*** Opening of MATERIAL FOR THE TASK ***

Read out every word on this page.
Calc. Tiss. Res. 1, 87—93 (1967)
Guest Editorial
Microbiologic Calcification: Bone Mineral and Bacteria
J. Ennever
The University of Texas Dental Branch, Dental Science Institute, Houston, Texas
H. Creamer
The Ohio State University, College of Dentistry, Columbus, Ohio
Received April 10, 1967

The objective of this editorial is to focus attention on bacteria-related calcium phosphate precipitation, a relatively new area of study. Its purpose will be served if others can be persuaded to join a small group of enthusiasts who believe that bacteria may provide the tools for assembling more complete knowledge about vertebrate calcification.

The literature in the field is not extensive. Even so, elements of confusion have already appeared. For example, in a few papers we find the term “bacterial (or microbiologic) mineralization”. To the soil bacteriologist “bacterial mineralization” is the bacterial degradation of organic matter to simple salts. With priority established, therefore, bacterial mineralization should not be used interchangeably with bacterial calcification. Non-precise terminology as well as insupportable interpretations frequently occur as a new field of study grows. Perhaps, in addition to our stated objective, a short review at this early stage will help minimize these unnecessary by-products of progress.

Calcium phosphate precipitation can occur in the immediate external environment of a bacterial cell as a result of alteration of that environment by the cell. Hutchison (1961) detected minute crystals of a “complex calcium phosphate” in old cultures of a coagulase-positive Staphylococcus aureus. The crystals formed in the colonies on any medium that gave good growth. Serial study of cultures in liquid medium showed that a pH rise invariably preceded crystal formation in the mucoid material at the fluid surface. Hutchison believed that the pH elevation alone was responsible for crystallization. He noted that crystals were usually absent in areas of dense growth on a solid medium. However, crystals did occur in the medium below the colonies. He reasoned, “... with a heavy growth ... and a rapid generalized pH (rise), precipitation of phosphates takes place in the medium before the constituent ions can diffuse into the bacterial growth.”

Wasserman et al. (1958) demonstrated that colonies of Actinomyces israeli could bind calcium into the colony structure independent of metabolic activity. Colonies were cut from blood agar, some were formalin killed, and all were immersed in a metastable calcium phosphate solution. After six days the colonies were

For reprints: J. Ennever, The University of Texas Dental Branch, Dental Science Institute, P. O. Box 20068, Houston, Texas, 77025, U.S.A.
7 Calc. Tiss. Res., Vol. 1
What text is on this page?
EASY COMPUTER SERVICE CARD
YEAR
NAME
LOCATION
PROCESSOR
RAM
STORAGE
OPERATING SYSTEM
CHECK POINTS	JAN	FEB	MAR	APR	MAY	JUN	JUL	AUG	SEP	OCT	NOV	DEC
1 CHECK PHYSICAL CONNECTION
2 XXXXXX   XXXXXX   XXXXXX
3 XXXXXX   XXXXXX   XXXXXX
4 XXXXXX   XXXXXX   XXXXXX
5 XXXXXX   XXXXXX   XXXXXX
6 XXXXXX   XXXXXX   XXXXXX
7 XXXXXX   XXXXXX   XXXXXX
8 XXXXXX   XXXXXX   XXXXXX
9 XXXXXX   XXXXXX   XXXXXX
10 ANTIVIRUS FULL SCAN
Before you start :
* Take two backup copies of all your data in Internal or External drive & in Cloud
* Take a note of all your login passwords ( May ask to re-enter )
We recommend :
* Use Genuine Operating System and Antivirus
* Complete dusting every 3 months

*** Close of MATERIAL FOR THE TASK ***

* THE PROBLEM
A full, exact repeat of the entries above is required.

* TASK SOLUTION
Read out every word on this page.
Calc. Tiss. Res. 1, 87—93 (1967)
Guest Editorial
Microbiologic Calcification: Bone Mineral and Bacteria
J. Ennever
The University of Texas Dental Branch, Dental Science Institute, Houston, Texas
H. Creamer
The Ohio State University, College of Dentistry, Columbus, Ohio
Received April 10, 1967

The objective of this editorial is to focus attention on bacteria-related calcium phosphate precipitation, a relatively new area of study. Its purpose will be served if others can be persuaded to join a small group of enthusiasts who believe that bacteria may provide the tools for assembling more complete knowledge about vertebrate calcification.

The literature in the field is not extensive. Even so, elements of confusion have already appeared. For example, in a few papers we find the term “bacterial (or microbiologic) mineralization”. To the soil bacteriologist “bacterial mineralization” is the bacterial degradation of organic matter to simple salts. With priority established, therefore, bacterial mineralization should not be used interchangeably with bacterial calcification. Non-precise terminology as well as insupportable interpretations frequently occur as a new field of study grows. Perhaps, in addition to our stated objective, a short review at this early stage will help minimize these unnecessary by-products of progress.

Calcium phosphate precipitation can occur in the immediate external environment of a bacterial cell as a result of alteration of that environment by the cell. Hutchison (1961) detected minute crystals of a “complex calcium phosphate” in old cultures of a coagulase-positive Staphylococcus aureus. The crystals formed in the colonies on any medium that gave good growth. Serial study of cultures in liquid medium showed that a pH rise invariably preceded crystal formation in the mucoid material at the fluid surface. Hutchison believed that the pH elevation alone was responsible for crystallization. He noted that crystals were usually absent in areas of dense growth on a solid medium. However, crystals did occur in the medium below the colonies. He reasoned, “... with a heavy growth ... and a rapid generalized pH (rise), precipitation of phosphates takes place in the medium before the constituent ions can diffuse into the bacterial growth.”

Wasserman et al. (1958) demonstrated that colonies of Actinomyces israeli could bind calcium into the colony structure independent of metabolic activity. Colonies were cut from blood agar, some were formalin killed, and all were immersed in a metastable calcium phosphate solution. After six days the colonies were

For reprints: J. Ennever, The University of Texas Dental Branch, Dental Science Institute, P. O. Box 20068, Houston, Texas, 77025, U.S.A.
7 Calc. Tiss. Res., Vol. 1
What text is on this page?
EASY COMPUTER SERVICE CARD
YEAR
NAME
LOCATION
PROCESSOR
RAM
STORAGE
OPERATING SYSTEM
CHECK POINTS	JAN	FEB	MAR	APR	MAY	JUN	JUL	AUG	SEP	OCT	NOV	DEC
1 CHECK PHYSICAL CONNECTION
2 XXXXXX   XXXXXX   XXXXXX
3 XXXXXX   XXXXXX   XXXXXX
4 XXXXXX   XXXXXX   XXXXXX
5 XXXXXX   XXXXXX   XXXXXX
6 XXXXXX   XXXXXX   XXXXXX
7 XXXXXX   XXXXXX   XXXXXX
8 XXXXXX   XXXXXX   XXXXXX
9 XXXXXX   XXXXXX   XXXXXX
10 ANTIVIRUS FULL SCAN
Before you start :
* Take two backup copies of all your data in Internal or External drive & in Cloud
* Take a note of all your login passwords ( May ask to re-enter )
We recommend :
* Use Genuine Operating System and Antivirus
* Complete dusting every 3 months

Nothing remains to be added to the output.